### Required task
Every line that contains the word "style" should be copied.

## begin

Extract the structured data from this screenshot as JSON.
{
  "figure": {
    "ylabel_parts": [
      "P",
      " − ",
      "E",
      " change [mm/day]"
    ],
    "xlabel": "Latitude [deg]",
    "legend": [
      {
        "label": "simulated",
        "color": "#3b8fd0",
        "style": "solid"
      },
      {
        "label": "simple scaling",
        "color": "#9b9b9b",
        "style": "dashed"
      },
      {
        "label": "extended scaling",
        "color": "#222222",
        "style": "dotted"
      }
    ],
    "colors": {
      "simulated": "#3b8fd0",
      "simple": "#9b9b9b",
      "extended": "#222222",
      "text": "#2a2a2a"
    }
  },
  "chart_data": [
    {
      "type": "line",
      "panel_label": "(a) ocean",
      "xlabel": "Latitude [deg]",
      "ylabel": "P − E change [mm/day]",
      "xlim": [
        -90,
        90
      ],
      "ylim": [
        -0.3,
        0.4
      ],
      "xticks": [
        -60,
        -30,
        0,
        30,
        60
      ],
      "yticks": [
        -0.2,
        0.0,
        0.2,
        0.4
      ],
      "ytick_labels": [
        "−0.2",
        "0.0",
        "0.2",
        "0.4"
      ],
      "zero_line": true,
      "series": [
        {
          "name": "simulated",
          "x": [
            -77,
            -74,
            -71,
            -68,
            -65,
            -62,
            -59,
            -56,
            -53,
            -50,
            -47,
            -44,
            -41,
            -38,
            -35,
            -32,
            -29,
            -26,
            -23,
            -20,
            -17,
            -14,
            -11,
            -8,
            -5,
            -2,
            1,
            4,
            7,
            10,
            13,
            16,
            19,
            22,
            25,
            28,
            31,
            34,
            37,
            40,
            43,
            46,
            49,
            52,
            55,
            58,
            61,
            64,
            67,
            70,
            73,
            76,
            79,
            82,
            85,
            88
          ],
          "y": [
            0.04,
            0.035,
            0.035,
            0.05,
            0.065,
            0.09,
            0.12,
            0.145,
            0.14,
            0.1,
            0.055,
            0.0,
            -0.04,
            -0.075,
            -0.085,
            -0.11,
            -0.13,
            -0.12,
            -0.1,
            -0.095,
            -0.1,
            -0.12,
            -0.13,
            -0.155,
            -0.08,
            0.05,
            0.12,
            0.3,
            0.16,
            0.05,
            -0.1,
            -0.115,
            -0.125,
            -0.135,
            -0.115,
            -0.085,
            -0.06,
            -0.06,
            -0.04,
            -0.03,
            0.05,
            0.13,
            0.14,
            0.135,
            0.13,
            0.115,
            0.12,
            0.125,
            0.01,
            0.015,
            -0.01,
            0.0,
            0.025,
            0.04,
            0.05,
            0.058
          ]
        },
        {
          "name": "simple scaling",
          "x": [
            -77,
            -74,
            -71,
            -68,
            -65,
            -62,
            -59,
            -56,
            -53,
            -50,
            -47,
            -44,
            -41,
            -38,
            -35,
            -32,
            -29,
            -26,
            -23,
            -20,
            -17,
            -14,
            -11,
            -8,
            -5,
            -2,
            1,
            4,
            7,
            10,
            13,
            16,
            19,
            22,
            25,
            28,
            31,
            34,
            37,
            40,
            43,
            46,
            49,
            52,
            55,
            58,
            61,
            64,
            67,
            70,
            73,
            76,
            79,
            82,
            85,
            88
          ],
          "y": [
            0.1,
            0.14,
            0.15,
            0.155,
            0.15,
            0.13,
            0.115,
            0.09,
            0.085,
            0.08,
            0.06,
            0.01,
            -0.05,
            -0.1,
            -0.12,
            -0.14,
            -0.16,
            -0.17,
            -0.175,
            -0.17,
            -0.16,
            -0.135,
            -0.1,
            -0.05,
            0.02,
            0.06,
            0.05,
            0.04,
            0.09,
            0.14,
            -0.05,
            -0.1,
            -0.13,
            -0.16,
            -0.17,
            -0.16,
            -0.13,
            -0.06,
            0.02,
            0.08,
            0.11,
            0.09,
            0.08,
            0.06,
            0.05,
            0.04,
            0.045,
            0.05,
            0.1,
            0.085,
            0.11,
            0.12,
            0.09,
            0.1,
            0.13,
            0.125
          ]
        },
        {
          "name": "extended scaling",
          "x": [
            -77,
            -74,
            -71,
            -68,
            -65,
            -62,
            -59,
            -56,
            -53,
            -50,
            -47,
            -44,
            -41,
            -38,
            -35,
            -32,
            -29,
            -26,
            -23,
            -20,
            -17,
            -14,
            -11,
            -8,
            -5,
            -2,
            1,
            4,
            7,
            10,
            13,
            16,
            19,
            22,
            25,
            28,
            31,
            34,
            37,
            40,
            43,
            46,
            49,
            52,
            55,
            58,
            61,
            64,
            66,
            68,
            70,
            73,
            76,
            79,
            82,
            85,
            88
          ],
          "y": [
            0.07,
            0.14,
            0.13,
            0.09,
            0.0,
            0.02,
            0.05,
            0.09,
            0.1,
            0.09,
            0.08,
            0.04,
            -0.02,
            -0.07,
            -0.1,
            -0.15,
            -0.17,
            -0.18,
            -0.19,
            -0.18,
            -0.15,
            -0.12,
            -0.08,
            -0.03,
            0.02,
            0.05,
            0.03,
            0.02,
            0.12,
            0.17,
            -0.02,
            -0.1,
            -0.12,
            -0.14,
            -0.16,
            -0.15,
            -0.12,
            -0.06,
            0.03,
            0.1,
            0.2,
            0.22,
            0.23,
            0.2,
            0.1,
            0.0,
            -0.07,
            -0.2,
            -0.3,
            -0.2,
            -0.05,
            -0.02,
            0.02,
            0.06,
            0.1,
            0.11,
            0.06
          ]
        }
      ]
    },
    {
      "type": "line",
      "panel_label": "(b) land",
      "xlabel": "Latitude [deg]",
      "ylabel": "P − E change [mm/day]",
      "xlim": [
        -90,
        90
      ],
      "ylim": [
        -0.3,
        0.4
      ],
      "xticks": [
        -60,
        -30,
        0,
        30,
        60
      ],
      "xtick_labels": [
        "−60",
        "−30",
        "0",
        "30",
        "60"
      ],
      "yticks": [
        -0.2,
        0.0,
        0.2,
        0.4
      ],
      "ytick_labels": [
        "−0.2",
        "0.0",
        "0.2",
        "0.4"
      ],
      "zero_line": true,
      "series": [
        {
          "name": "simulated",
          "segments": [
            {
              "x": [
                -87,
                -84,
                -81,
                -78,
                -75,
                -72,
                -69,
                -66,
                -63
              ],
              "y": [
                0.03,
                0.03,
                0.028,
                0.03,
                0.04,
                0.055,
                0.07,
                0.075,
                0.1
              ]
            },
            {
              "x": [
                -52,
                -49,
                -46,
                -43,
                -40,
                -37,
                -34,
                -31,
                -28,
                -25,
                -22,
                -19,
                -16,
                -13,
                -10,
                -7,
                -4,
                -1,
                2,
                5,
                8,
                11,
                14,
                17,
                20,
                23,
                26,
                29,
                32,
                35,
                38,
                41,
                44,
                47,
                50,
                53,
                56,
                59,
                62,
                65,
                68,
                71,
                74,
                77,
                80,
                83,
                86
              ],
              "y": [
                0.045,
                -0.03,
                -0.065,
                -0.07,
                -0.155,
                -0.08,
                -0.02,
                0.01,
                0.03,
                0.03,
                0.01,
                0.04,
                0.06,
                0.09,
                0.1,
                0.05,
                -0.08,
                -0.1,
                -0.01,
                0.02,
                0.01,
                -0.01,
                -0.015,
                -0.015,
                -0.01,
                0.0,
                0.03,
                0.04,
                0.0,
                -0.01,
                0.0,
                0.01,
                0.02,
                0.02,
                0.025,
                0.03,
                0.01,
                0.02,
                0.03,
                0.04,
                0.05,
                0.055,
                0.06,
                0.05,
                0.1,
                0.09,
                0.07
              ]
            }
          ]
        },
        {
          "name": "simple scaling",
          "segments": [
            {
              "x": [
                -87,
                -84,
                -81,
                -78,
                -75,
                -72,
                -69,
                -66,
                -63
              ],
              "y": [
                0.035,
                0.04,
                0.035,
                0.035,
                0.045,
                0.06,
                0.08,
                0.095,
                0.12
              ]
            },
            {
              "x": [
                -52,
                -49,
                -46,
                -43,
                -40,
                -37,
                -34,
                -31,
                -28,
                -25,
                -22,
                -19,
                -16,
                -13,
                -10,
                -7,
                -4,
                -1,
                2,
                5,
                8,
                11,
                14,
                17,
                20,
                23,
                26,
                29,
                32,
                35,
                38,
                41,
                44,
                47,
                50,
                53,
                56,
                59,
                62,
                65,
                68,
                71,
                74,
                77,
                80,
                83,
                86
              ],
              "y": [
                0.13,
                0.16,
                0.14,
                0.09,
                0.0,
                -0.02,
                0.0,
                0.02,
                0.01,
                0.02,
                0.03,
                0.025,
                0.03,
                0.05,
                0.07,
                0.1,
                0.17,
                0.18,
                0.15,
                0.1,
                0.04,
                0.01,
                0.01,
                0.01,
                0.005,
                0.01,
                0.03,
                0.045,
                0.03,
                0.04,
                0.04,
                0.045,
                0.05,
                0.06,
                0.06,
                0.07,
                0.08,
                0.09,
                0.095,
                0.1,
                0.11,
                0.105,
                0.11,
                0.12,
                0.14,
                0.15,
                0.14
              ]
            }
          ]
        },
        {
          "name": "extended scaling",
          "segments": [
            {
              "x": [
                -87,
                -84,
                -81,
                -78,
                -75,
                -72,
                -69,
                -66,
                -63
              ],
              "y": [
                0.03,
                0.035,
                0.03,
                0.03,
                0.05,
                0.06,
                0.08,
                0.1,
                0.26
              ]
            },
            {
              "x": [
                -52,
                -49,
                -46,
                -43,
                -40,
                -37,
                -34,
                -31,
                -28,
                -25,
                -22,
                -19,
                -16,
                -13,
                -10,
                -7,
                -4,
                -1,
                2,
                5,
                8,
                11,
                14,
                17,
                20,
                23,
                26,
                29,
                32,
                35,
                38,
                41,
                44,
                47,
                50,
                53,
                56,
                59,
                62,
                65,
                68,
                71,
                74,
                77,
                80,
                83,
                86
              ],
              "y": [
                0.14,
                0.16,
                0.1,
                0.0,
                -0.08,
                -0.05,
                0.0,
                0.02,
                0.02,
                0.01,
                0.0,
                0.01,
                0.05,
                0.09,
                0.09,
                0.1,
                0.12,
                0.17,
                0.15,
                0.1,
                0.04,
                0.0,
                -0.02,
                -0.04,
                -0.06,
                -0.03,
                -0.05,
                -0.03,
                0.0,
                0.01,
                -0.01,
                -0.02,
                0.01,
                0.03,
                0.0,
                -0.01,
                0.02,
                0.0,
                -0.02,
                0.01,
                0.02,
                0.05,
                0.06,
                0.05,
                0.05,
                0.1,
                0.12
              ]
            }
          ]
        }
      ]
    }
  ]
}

## end

### Answer to the exercise
        "style": "solid"
        "style": "dashed"
        "style": "dotted"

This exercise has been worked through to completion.